>>>>

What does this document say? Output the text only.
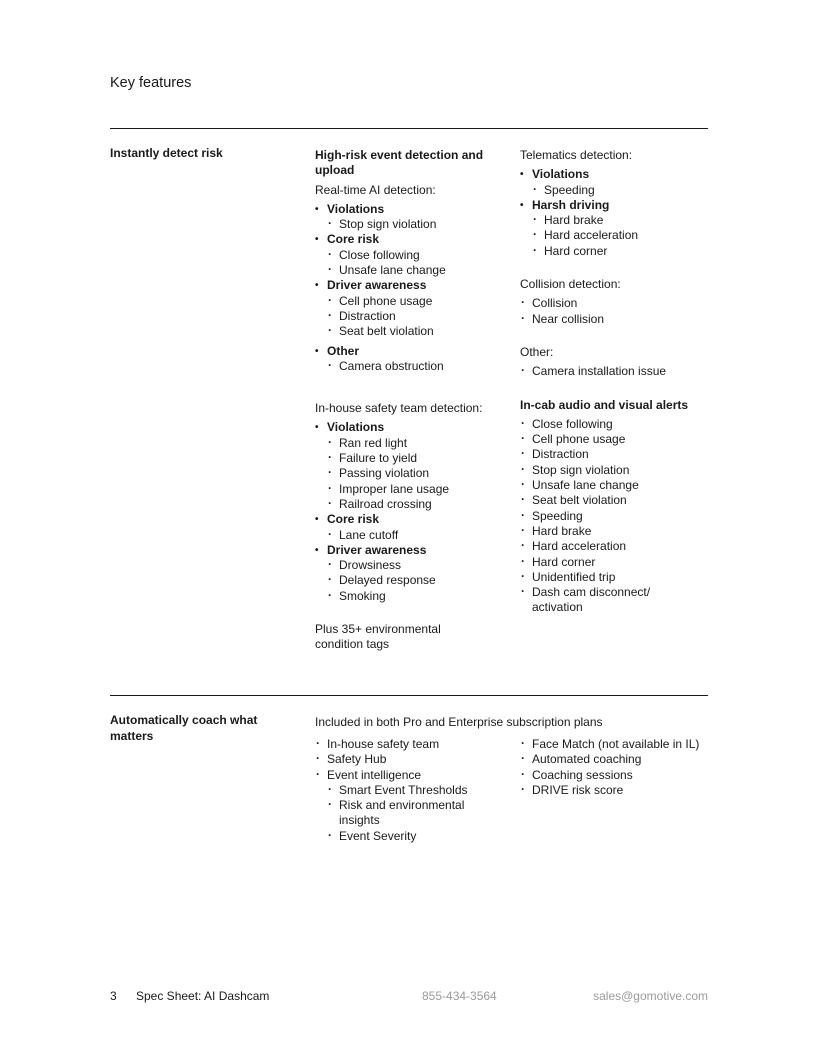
Key features
Instantly detect risk	High-risk event detection and upload
Real-time AI detection:
• Violations
· Stop sign violation
• Core risk
· Close following
· Unsafe lane change
• Driver awareness
· Cell phone usage
· Distraction
· Seat belt violation
• Other
· Camera obstruction
In-house safety team detection:
• Violations
· Ran red light
· Failure to yield
· Passing violation
· Improper lane usage
· Railroad crossing
• Core risk
· Lane cutoff
• Driver awareness
· Drowsiness
· Delayed response
· Smoking
Plus 35+ environmental condition tags
Telematics detection:
• Violations
· Speeding
• Harsh driving
· Hard brake
· Hard acceleration
· Hard corner
Collision detection:
· Collision
· Near collision
Other:
· Camera installation issue
In-cab audio and visual alerts
· Close following
· Cell phone usage
· Distraction
· Stop sign violation
· Unsafe lane change
· Seat belt violation
· Speeding
· Hard brake
· Hard acceleration
· Hard corner
· Unidentified trip
· Dash cam disconnect/ activation
Automatically coach what matters
Included in both Pro and Enterprise subscription plans
· In-house safety team
· Safety Hub
· Event intelligence
· Smart Event Thresholds
· Risk and environmental insights
· Event Severity
· Face Match (not available in IL)
· Automated coaching
· Coaching sessions
· DRIVE risk score
3 Spec Sheet: AI Dashcam	855-434-3564	sales@gomotive.com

<<<<

**TASK DESCRIPTION**
Extract from the data every line where "Camera" shows up.

**SOLUTION FOR THIS PROBLEM**
· Camera obstruction
· Camera installation issue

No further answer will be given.